→ Input records:

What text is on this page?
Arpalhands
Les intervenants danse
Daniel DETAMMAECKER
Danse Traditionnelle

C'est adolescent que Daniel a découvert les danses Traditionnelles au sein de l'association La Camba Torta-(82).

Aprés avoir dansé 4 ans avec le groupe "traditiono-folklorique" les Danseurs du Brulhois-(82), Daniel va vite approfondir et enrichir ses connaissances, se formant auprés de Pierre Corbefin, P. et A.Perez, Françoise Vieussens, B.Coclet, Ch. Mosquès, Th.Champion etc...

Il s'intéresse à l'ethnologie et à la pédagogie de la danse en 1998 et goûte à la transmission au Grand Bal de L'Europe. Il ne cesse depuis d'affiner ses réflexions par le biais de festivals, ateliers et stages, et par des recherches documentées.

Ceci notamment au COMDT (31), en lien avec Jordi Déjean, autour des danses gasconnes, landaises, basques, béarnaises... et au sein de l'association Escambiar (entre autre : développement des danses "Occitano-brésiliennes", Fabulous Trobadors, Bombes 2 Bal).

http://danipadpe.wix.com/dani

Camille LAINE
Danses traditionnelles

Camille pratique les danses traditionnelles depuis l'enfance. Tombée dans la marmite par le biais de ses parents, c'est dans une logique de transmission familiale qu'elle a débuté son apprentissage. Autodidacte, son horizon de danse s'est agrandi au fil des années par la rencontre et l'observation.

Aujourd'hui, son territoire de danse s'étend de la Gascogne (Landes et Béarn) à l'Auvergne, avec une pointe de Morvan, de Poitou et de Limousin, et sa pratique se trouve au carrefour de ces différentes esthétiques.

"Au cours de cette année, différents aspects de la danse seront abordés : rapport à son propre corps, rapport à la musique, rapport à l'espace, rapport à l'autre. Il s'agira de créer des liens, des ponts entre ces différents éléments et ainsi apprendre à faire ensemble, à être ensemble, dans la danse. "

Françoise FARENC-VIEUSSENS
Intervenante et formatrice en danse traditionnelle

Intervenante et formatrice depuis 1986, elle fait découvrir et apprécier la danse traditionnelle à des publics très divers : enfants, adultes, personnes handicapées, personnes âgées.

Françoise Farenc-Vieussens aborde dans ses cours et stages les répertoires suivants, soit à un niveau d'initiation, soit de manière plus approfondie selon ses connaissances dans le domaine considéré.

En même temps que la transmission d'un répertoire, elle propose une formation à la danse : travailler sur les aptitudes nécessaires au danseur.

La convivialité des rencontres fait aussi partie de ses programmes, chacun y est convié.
==
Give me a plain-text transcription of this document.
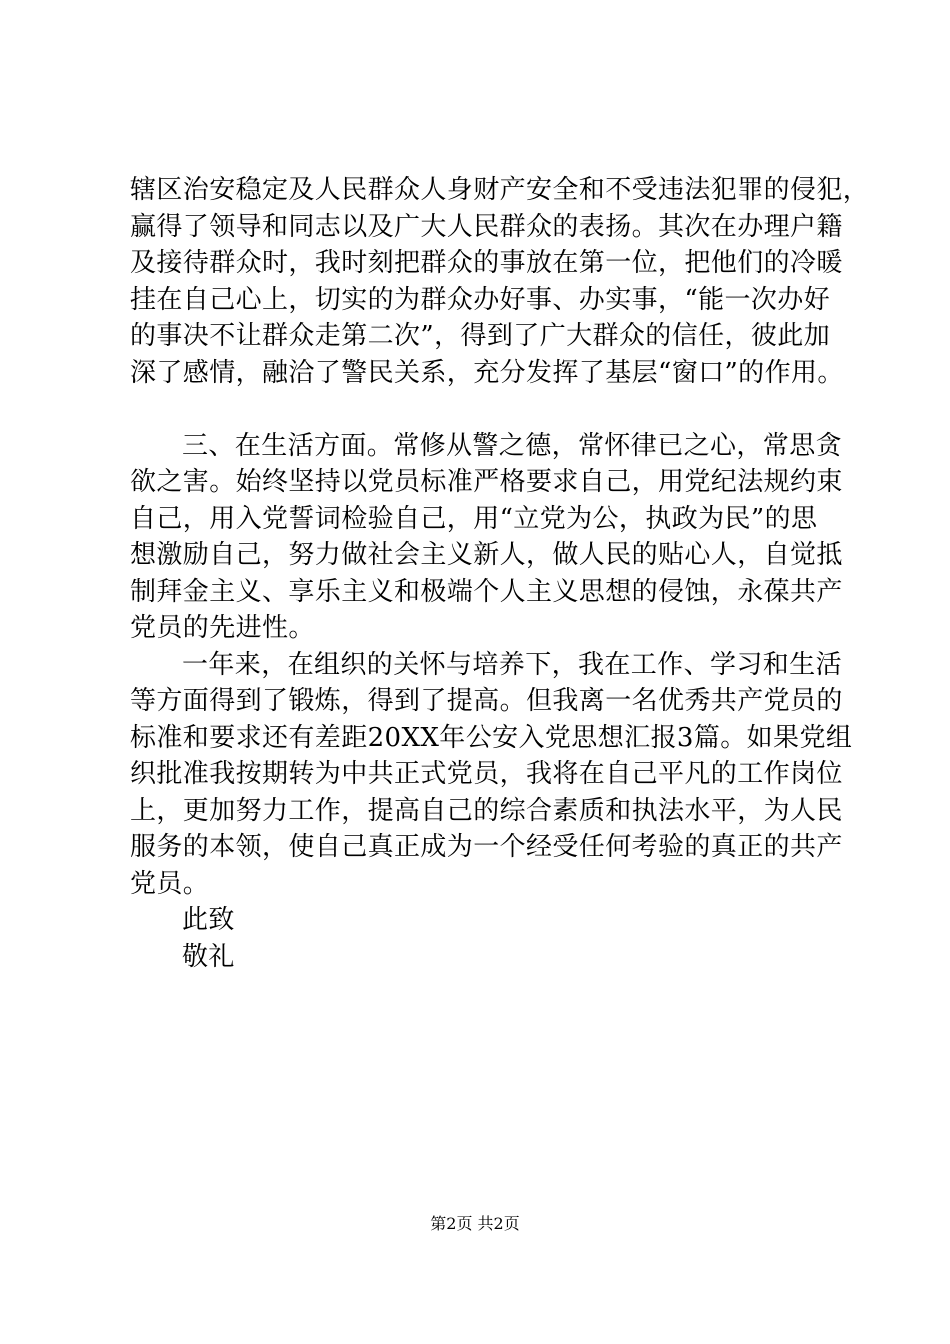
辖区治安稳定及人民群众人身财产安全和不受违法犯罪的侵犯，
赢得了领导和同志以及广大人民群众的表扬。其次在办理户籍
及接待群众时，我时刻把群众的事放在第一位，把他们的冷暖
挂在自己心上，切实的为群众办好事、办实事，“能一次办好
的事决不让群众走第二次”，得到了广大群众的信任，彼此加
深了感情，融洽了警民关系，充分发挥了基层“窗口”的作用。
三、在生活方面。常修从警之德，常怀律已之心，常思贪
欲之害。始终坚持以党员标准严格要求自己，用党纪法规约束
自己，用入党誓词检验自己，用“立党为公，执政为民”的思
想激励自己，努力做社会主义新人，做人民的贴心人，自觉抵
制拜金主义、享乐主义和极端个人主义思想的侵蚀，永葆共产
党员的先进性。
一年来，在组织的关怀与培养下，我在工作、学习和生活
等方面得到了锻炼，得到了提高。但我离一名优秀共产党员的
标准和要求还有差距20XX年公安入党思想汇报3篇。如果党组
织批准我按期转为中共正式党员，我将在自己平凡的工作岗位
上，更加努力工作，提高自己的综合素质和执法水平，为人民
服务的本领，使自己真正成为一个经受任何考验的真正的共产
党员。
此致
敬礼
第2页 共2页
...
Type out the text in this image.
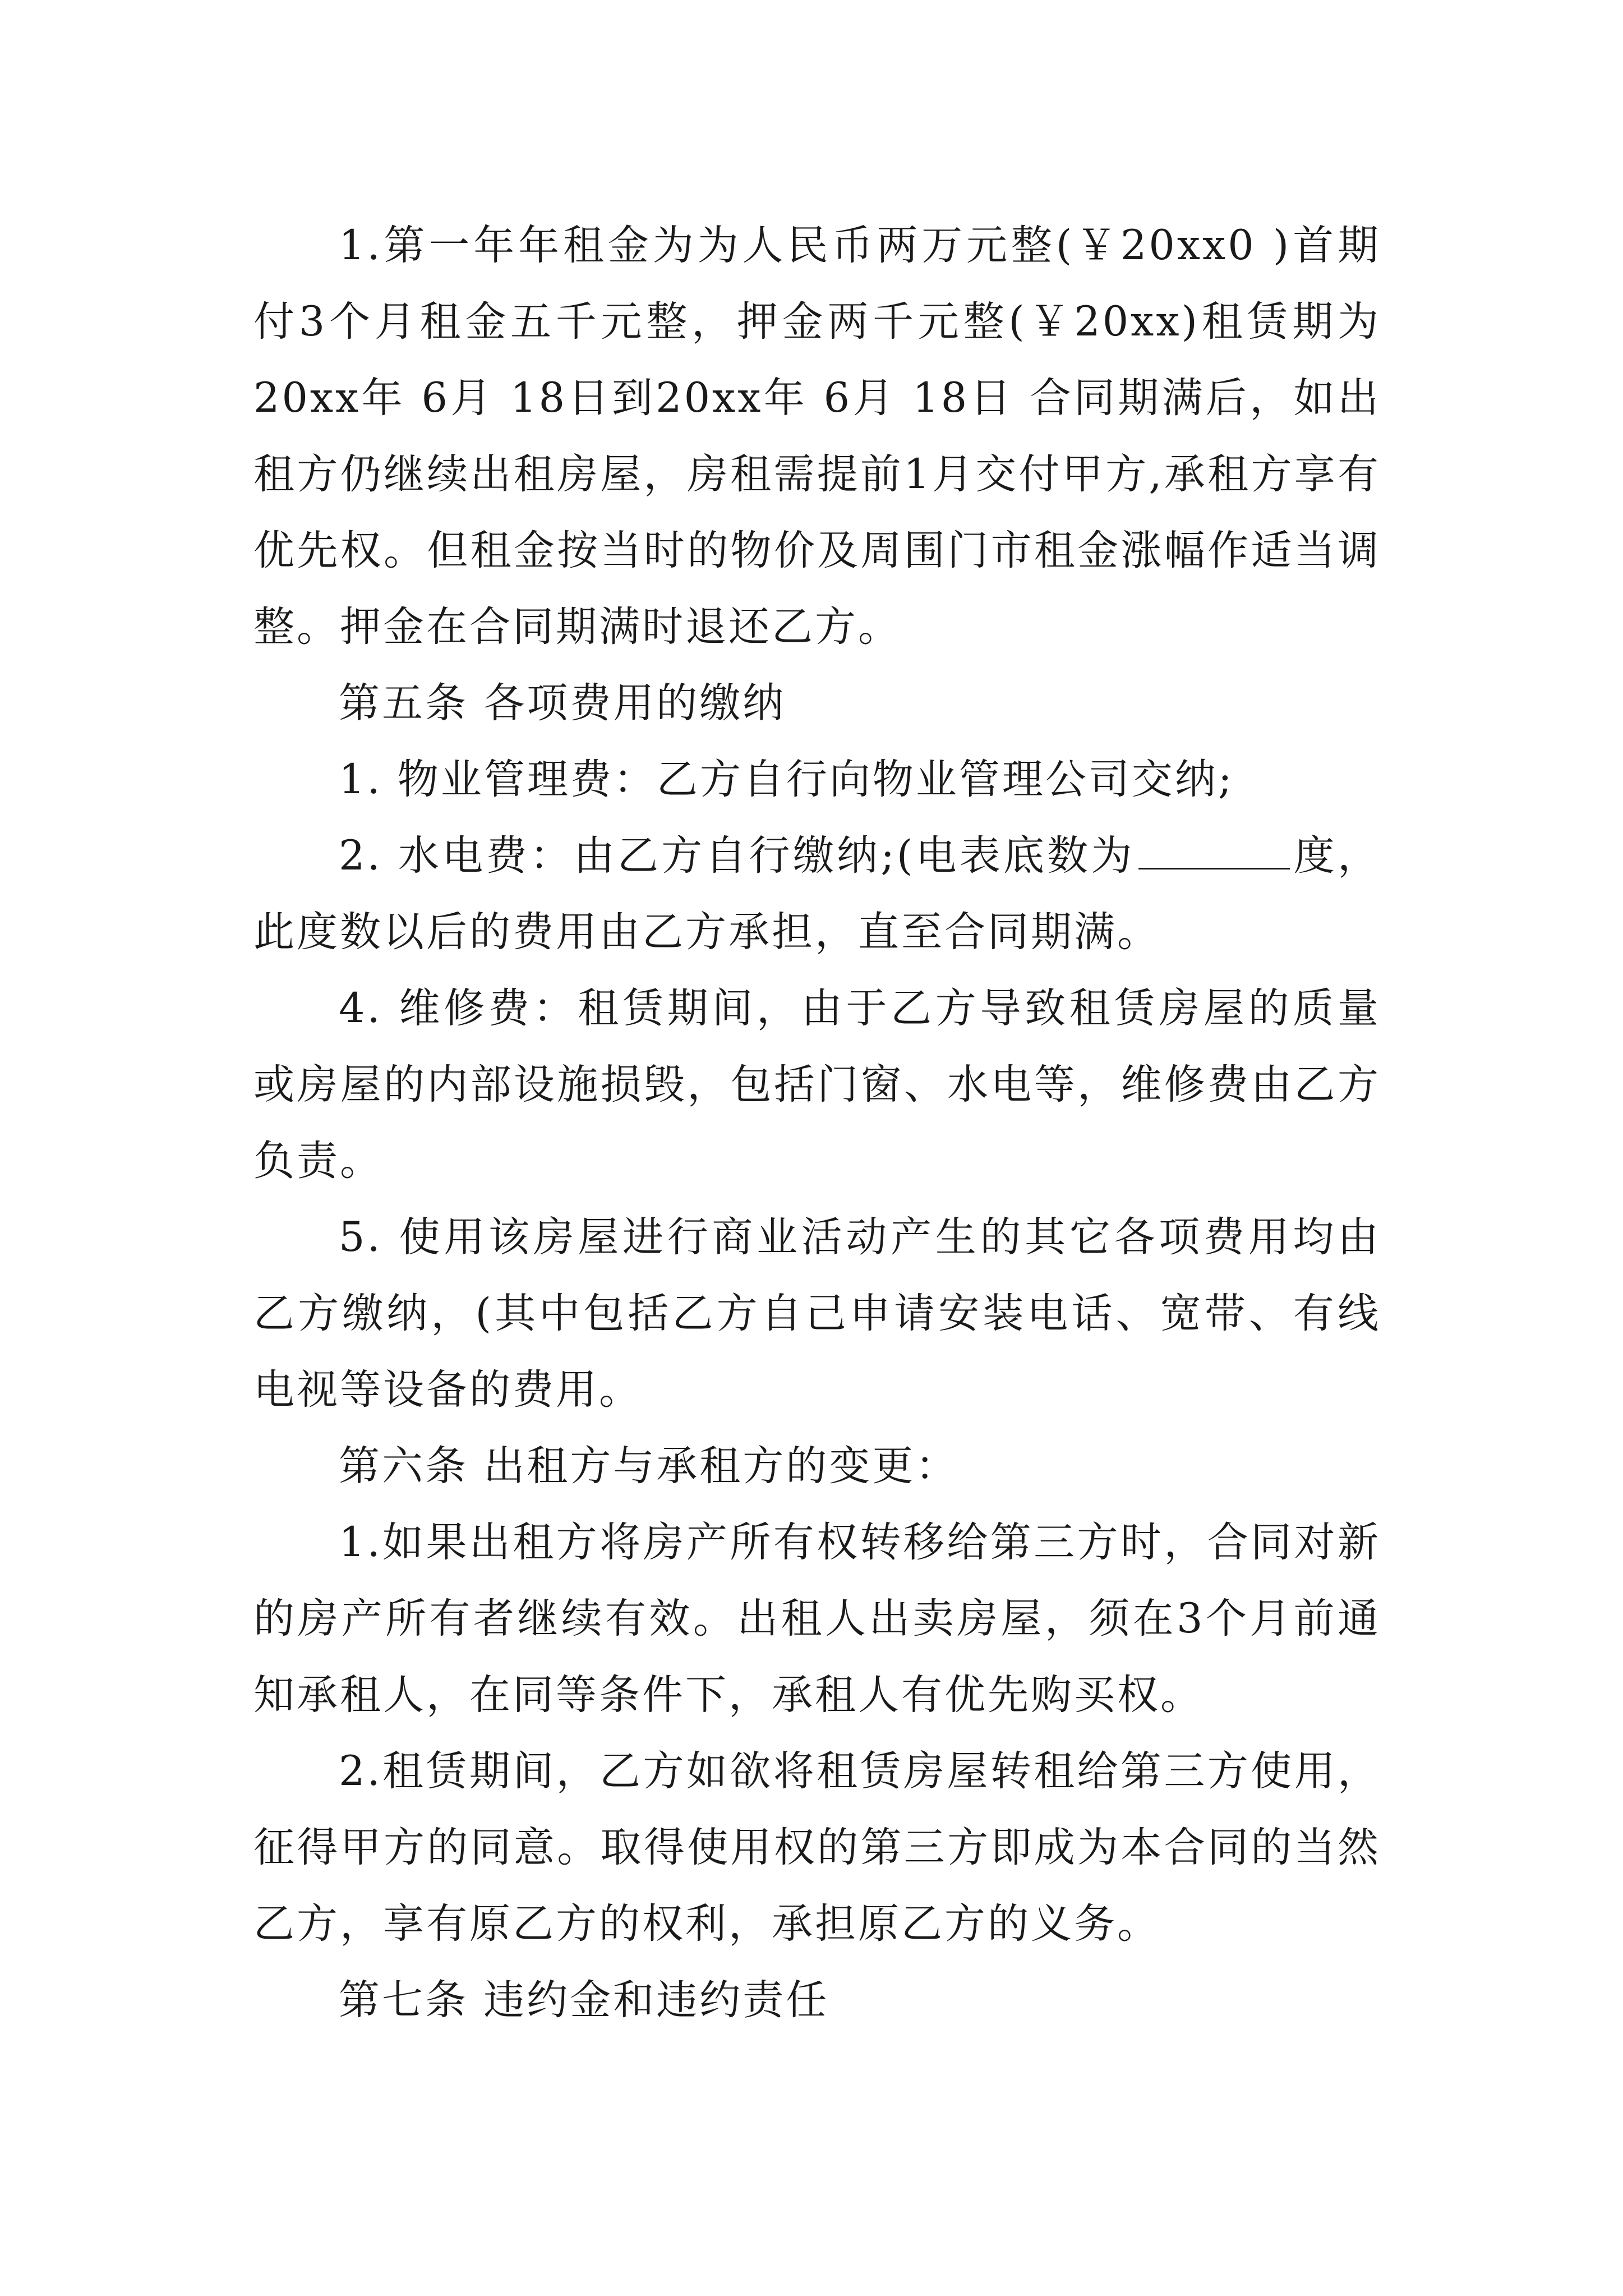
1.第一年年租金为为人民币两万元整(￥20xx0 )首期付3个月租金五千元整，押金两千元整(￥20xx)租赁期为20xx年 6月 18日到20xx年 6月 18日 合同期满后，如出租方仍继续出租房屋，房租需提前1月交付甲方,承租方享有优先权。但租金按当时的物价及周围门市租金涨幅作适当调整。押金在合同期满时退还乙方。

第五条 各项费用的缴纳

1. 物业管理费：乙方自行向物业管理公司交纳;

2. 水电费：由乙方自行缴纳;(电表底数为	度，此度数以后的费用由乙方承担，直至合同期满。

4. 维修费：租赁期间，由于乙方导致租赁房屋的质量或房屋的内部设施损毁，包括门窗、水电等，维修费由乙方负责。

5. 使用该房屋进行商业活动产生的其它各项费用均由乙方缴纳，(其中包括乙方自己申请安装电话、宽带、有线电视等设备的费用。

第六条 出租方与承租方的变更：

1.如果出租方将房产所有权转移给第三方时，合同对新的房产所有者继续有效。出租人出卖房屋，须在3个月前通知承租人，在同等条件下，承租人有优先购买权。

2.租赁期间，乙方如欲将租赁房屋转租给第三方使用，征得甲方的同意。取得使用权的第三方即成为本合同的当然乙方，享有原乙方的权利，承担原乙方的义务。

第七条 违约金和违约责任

→ Set exercise:
Copy every single line of the material above that holds "fait".

→ Written answer:
Intervenante et formatrice depuis 1986, elle fait découvrir et apprécier la danse traditionnelle à des publics très divers : enfants, adultes, personnes handicapées, personnes âgées.
La convivialité des rencontres fait aussi partie de ses programmes, chacun y est convié.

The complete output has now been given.